Exercise directions
Would you repeat the listing exactly but omit every picture?

Material for this task
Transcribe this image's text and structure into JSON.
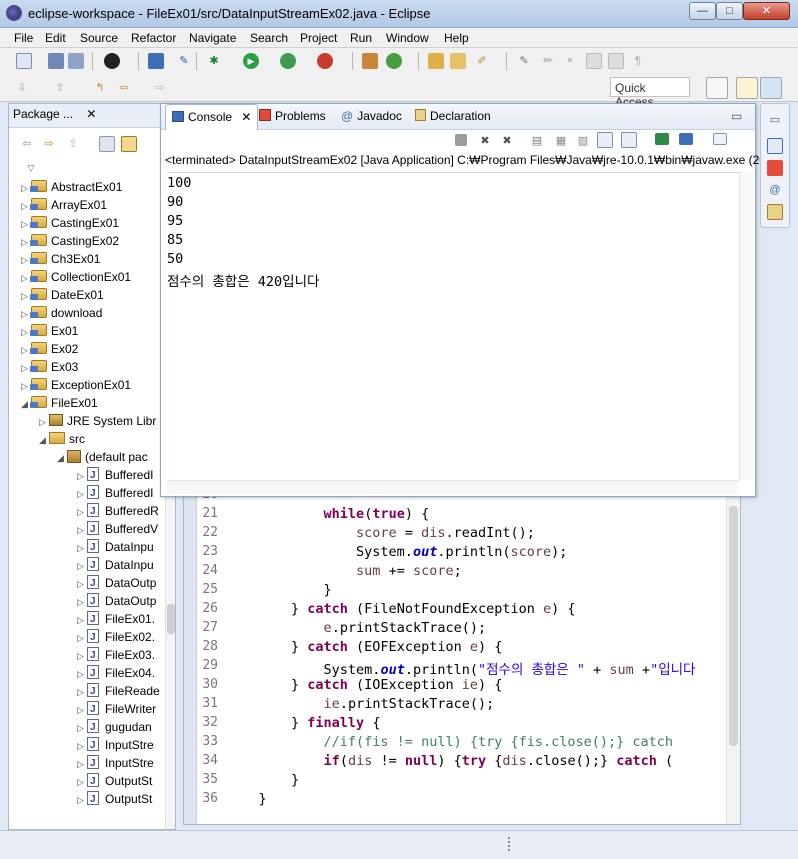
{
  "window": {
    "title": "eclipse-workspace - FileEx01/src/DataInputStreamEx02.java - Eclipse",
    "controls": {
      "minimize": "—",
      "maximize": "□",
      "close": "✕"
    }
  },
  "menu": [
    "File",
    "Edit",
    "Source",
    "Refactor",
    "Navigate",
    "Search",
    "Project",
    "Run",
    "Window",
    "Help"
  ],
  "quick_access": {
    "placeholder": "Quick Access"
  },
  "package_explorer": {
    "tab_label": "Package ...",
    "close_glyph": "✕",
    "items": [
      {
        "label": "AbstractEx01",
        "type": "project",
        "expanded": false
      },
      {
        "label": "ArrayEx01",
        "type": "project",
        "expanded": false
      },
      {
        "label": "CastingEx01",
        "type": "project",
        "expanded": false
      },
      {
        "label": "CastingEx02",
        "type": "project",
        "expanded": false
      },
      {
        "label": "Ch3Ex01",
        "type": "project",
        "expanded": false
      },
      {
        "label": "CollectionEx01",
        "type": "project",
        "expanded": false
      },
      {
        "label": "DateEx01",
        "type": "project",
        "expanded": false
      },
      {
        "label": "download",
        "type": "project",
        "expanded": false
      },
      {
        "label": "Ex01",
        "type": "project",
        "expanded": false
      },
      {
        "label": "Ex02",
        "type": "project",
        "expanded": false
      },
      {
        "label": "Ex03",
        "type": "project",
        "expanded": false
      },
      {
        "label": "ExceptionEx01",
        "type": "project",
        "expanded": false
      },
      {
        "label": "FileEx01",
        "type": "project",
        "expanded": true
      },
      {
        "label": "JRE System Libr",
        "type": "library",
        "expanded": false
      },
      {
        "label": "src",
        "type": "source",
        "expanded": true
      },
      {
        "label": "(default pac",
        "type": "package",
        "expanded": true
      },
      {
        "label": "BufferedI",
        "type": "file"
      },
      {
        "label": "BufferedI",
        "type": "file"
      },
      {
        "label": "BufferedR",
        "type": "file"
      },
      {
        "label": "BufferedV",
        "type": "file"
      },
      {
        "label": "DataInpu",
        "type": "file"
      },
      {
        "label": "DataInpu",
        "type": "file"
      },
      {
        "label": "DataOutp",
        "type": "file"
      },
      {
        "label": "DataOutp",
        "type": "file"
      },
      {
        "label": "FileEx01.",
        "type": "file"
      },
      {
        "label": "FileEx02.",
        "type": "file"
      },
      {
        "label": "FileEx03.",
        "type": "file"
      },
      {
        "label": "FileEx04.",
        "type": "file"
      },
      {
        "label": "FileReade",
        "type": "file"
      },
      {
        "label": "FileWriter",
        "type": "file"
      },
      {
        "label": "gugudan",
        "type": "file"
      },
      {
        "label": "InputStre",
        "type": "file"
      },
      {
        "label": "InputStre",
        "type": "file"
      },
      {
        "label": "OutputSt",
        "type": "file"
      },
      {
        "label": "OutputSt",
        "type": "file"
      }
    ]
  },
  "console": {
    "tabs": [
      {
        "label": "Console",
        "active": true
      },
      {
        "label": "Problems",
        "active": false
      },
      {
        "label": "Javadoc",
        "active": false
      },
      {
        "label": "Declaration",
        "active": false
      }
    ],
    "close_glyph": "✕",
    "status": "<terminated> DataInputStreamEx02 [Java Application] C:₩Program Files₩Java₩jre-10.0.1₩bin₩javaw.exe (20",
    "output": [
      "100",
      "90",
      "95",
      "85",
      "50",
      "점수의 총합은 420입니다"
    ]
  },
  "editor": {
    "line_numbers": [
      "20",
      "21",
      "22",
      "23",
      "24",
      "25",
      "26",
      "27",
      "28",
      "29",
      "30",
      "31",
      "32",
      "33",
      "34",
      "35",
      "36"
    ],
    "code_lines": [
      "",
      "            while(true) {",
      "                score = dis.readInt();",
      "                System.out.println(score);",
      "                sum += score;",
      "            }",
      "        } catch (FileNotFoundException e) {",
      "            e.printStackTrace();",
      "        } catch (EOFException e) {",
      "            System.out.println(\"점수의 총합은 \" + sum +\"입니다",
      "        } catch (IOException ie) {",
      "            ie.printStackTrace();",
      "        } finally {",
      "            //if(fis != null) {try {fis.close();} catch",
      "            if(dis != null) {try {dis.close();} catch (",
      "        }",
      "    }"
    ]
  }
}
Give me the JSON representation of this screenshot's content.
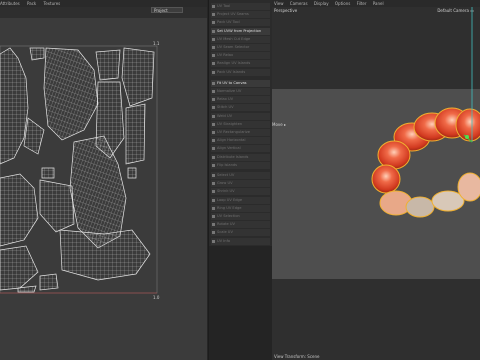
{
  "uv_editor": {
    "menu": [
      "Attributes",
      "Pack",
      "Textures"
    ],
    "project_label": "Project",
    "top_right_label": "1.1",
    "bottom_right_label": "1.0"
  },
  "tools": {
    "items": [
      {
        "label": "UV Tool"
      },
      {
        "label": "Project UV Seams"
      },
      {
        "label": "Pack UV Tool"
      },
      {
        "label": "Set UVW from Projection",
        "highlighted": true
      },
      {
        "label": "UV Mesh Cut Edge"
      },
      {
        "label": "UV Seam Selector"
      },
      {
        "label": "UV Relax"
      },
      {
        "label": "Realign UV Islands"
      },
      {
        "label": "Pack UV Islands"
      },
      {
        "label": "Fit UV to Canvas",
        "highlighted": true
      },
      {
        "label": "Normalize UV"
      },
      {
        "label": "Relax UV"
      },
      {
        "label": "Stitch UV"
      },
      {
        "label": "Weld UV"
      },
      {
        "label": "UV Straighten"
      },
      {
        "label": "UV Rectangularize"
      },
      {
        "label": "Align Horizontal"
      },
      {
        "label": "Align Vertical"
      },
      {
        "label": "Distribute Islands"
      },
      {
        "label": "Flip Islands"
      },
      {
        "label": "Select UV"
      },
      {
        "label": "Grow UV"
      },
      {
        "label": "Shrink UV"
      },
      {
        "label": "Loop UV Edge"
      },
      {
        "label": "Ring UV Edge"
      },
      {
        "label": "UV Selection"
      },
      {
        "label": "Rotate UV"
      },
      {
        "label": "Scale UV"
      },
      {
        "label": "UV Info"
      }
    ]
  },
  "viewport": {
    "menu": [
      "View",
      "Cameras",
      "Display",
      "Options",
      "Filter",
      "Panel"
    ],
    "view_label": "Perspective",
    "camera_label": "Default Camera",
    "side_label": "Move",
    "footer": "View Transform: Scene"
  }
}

Answer to this exercise
Transcribe this image's text and structure into JSON.
{
  "window": {
    "title": "eclipse-workspace - FileEx01/src/DataInputStreamEx02.java - Eclipse",
    "controls": {
      "minimize": "—",
      "maximize": "□",
      "close": "✕"
    }
  },
  "menu": [
    "File",
    "Edit",
    "Source",
    "Refactor",
    "Navigate",
    "Search",
    "Project",
    "Run",
    "Window",
    "Help"
  ],
  "quick_access": {
    "placeholder": "Quick Access"
  },
  "package_explorer": {
    "tab_label": "Package ...",
    "close_glyph": "✕",
    "items": [
      {
        "label": "AbstractEx01",
        "type": "project",
        "expanded": false
      },
      {
        "label": "ArrayEx01",
        "type": "project",
        "expanded": false
      },
      {
        "label": "CastingEx01",
        "type": "project",
        "expanded": false
      },
      {
        "label": "CastingEx02",
        "type": "project",
        "expanded": false
      },
      {
        "label": "Ch3Ex01",
        "type": "project",
        "expanded": false
      },
      {
        "label": "CollectionEx01",
        "type": "project",
        "expanded": false
      },
      {
        "label": "DateEx01",
        "type": "project",
        "expanded": false
      },
      {
        "label": "download",
        "type": "project",
        "expanded": false
      },
      {
        "label": "Ex01",
        "type": "project",
        "expanded": false
      },
      {
        "label": "Ex02",
        "type": "project",
        "expanded": false
      },
      {
        "label": "Ex03",
        "type": "project",
        "expanded": false
      },
      {
        "label": "ExceptionEx01",
        "type": "project",
        "expanded": false
      },
      {
        "label": "FileEx01",
        "type": "project",
        "expanded": true
      },
      {
        "label": "JRE System Libr",
        "type": "library",
        "expanded": false
      },
      {
        "label": "src",
        "type": "source",
        "expanded": true
      },
      {
        "label": "(default pac",
        "type": "package",
        "expanded": true
      },
      {
        "label": "BufferedI",
        "type": "file"
      },
      {
        "label": "BufferedI",
        "type": "file"
      },
      {
        "label": "BufferedR",
        "type": "file"
      },
      {
        "label": "BufferedV",
        "type": "file"
      },
      {
        "label": "DataInpu",
        "type": "file"
      },
      {
        "label": "DataInpu",
        "type": "file"
      },
      {
        "label": "DataOutp",
        "type": "file"
      },
      {
        "label": "DataOutp",
        "type": "file"
      },
      {
        "label": "FileEx01.",
        "type": "file"
      },
      {
        "label": "FileEx02.",
        "type": "file"
      },
      {
        "label": "FileEx03.",
        "type": "file"
      },
      {
        "label": "FileEx04.",
        "type": "file"
      },
      {
        "label": "FileReade",
        "type": "file"
      },
      {
        "label": "FileWriter",
        "type": "file"
      },
      {
        "label": "gugudan",
        "type": "file"
      },
      {
        "label": "InputStre",
        "type": "file"
      },
      {
        "label": "InputStre",
        "type": "file"
      },
      {
        "label": "OutputSt",
        "type": "file"
      },
      {
        "label": "OutputSt",
        "type": "file"
      }
    ]
  },
  "console": {
    "tabs": [
      {
        "label": "Console",
        "active": true
      },
      {
        "label": "Problems",
        "active": false
      },
      {
        "label": "Javadoc",
        "active": false
      },
      {
        "label": "Declaration",
        "active": false
      }
    ],
    "close_glyph": "✕",
    "status": "<terminated> DataInputStreamEx02 [Java Application] C:₩Program Files₩Java₩jre-10.0.1₩bin₩javaw.exe (20",
    "output": [
      "100",
      "90",
      "95",
      "85",
      "50",
      "점수의 총합은 420입니다"
    ]
  },
  "editor": {
    "line_numbers": [
      "20",
      "21",
      "22",
      "23",
      "24",
      "25",
      "26",
      "27",
      "28",
      "29",
      "30",
      "31",
      "32",
      "33",
      "34",
      "35",
      "36"
    ],
    "code_lines": [
      "",
      "            while(true) {",
      "                score = dis.readInt();",
      "                System.out.println(score);",
      "                sum += score;",
      "            }",
      "        } catch (FileNotFoundException e) {",
      "            e.printStackTrace();",
      "        } catch (EOFException e) {",
      "            System.out.println(\"점수의 총합은 \" + sum +\"입니다",
      "        } catch (IOException ie) {",
      "            ie.printStackTrace();",
      "        } finally {",
      "            //if(fis != null) {try {fis.close();} catch",
      "            if(dis != null) {try {dis.close();} catch (",
      "        }",
      "    }"
    ]
  }
}
Give me the JSON representation of this screenshot's content.
{
  "uv_editor": {
    "menu": [
      "Attributes",
      "Pack",
      "Textures"
    ],
    "project_label": "Project",
    "top_right_label": "1.1",
    "bottom_right_label": "1.0"
  },
  "tools": {
    "items": [
      {
        "label": "UV Tool"
      },
      {
        "label": "Project UV Seams"
      },
      {
        "label": "Pack UV Tool"
      },
      {
        "label": "Set UVW from Projection",
        "highlighted": true
      },
      {
        "label": "UV Mesh Cut Edge"
      },
      {
        "label": "UV Seam Selector"
      },
      {
        "label": "UV Relax"
      },
      {
        "label": "Realign UV Islands"
      },
      {
        "label": "Pack UV Islands"
      },
      {
        "label": "Fit UV to Canvas",
        "highlighted": true
      },
      {
        "label": "Normalize UV"
      },
      {
        "label": "Relax UV"
      },
      {
        "label": "Stitch UV"
      },
      {
        "label": "Weld UV"
      },
      {
        "label": "UV Straighten"
      },
      {
        "label": "UV Rectangularize"
      },
      {
        "label": "Align Horizontal"
      },
      {
        "label": "Align Vertical"
      },
      {
        "label": "Distribute Islands"
      },
      {
        "label": "Flip Islands"
      },
      {
        "label": "Select UV"
      },
      {
        "label": "Grow UV"
      },
      {
        "label": "Shrink UV"
      },
      {
        "label": "Loop UV Edge"
      },
      {
        "label": "Ring UV Edge"
      },
      {
        "label": "UV Selection"
      },
      {
        "label": "Rotate UV"
      },
      {
        "label": "Scale UV"
      },
      {
        "label": "UV Info"
      }
    ]
  },
  "viewport": {
    "menu": [
      "View",
      "Cameras",
      "Display",
      "Options",
      "Filter",
      "Panel"
    ],
    "view_label": "Perspective",
    "camera_label": "Default Camera",
    "side_label": "Move",
    "footer": "View Transform: Scene"
  }
}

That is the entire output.